[Opening DATASET CONTENT section]

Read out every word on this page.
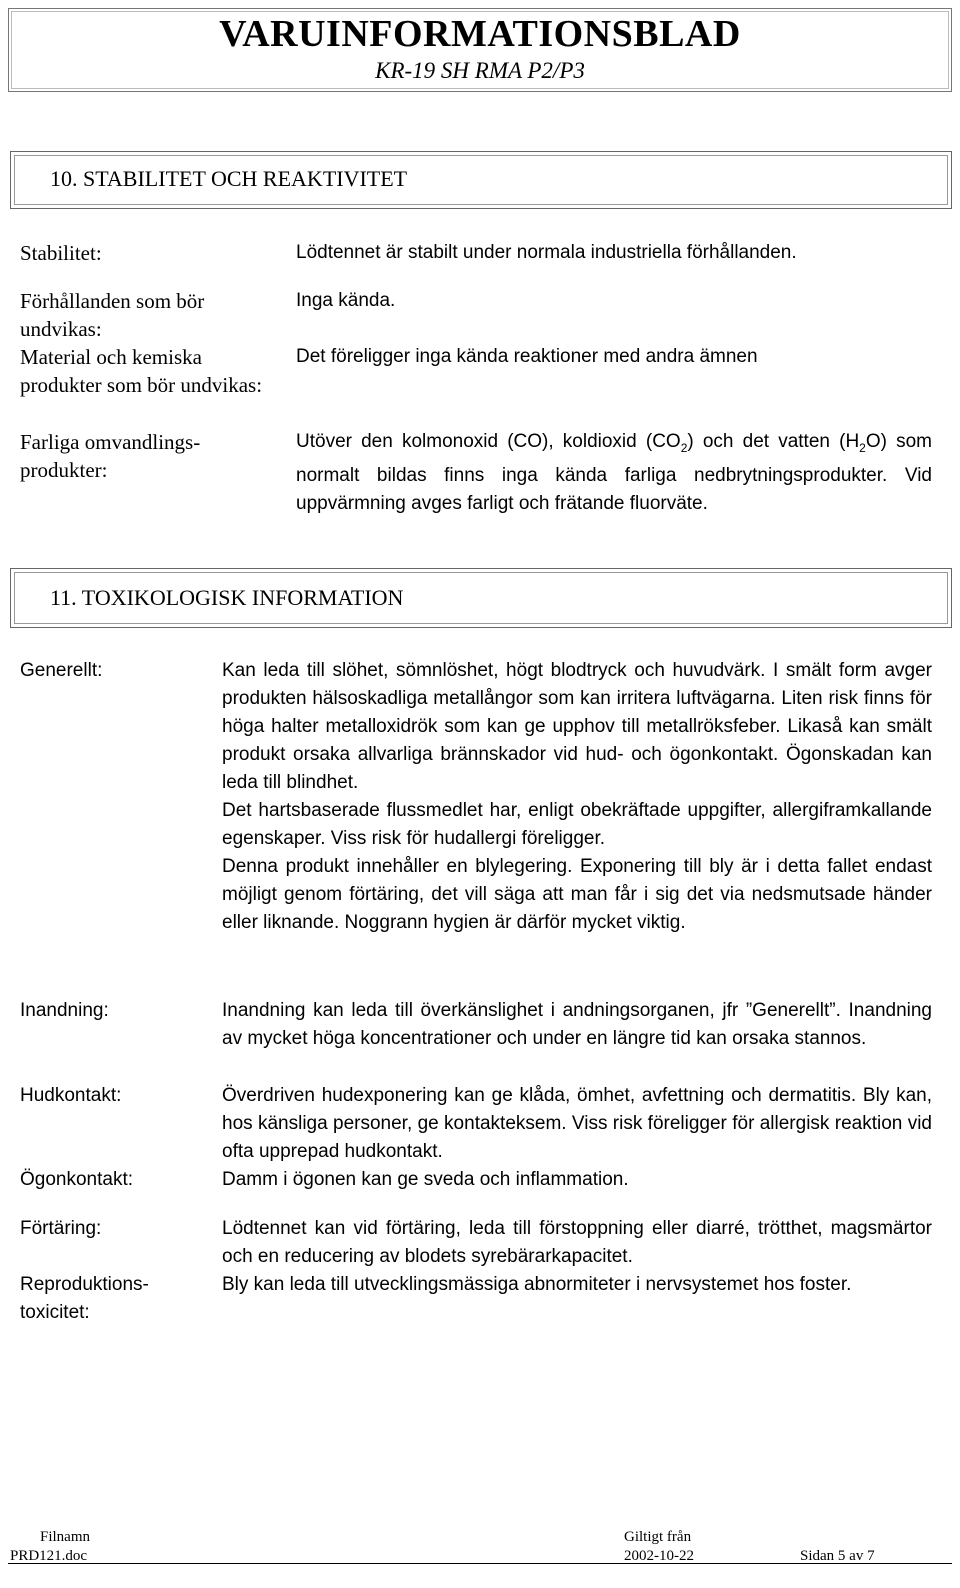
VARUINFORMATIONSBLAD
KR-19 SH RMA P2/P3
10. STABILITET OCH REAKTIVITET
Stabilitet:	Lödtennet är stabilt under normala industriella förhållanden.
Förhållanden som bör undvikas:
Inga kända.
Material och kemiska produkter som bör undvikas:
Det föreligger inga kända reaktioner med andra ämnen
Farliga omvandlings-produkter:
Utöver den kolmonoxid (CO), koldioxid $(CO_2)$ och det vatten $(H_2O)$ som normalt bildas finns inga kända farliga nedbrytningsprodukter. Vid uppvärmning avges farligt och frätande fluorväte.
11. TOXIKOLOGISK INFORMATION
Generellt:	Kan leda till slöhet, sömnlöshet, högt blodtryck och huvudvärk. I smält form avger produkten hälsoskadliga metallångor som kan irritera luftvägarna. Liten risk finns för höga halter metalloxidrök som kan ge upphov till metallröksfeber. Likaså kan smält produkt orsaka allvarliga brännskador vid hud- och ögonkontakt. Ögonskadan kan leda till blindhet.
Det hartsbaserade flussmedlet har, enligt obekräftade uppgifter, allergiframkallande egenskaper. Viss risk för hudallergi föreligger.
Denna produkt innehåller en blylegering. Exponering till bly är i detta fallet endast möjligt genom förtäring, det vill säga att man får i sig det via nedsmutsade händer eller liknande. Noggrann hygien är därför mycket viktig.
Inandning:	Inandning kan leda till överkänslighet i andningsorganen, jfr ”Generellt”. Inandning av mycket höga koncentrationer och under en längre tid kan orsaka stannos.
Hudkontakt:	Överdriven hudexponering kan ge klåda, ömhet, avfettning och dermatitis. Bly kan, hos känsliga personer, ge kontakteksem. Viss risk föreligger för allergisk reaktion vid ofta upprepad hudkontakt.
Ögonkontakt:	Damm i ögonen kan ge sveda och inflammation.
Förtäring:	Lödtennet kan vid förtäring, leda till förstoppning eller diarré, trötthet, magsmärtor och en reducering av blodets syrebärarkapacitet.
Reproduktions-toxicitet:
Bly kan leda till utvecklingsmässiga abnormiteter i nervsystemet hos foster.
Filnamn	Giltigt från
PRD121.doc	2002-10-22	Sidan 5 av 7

[Closing DATASET CONTENT section]

- **ACTIVITY**: Above are the records; repeat them all exactly, without the pictures.

- **YOUR SOLUTION**:
Read out every word on this page.
VARUINFORMATIONSBLAD
KR-19 SH RMA P2/P3
10. STABILITET OCH REAKTIVITET
Stabilitet:	Lödtennet är stabilt under normala industriella förhållanden.
Förhållanden som bör undvikas:
Inga kända.
Material och kemiska produkter som bör undvikas:
Det föreligger inga kända reaktioner med andra ämnen
Farliga omvandlings-produkter:
Utöver den kolmonoxid (CO), koldioxid $(CO_2)$ och det vatten $(H_2O)$ som normalt bildas finns inga kända farliga nedbrytningsprodukter. Vid uppvärmning avges farligt och frätande fluorväte.
11. TOXIKOLOGISK INFORMATION
Generellt:	Kan leda till slöhet, sömnlöshet, högt blodtryck och huvudvärk. I smält form avger produkten hälsoskadliga metallångor som kan irritera luftvägarna. Liten risk finns för höga halter metalloxidrök som kan ge upphov till metallröksfeber. Likaså kan smält produkt orsaka allvarliga brännskador vid hud- och ögonkontakt. Ögonskadan kan leda till blindhet.
Det hartsbaserade flussmedlet har, enligt obekräftade uppgifter, allergiframkallande egenskaper. Viss risk för hudallergi föreligger.
Denna produkt innehåller en blylegering. Exponering till bly är i detta fallet endast möjligt genom förtäring, det vill säga att man får i sig det via nedsmutsade händer eller liknande. Noggrann hygien är därför mycket viktig.
Inandning:	Inandning kan leda till överkänslighet i andningsorganen, jfr ”Generellt”. Inandning av mycket höga koncentrationer och under en längre tid kan orsaka stannos.
Hudkontakt:	Överdriven hudexponering kan ge klåda, ömhet, avfettning och dermatitis. Bly kan, hos känsliga personer, ge kontakteksem. Viss risk föreligger för allergisk reaktion vid ofta upprepad hudkontakt.
Ögonkontakt:	Damm i ögonen kan ge sveda och inflammation.
Förtäring:	Lödtennet kan vid förtäring, leda till förstoppning eller diarré, trötthet, magsmärtor och en reducering av blodets syrebärarkapacitet.
Reproduktions-toxicitet:
Bly kan leda till utvecklingsmässiga abnormiteter i nervsystemet hos foster.
Filnamn	Giltigt från
PRD121.doc	2002-10-22	Sidan 5 av 7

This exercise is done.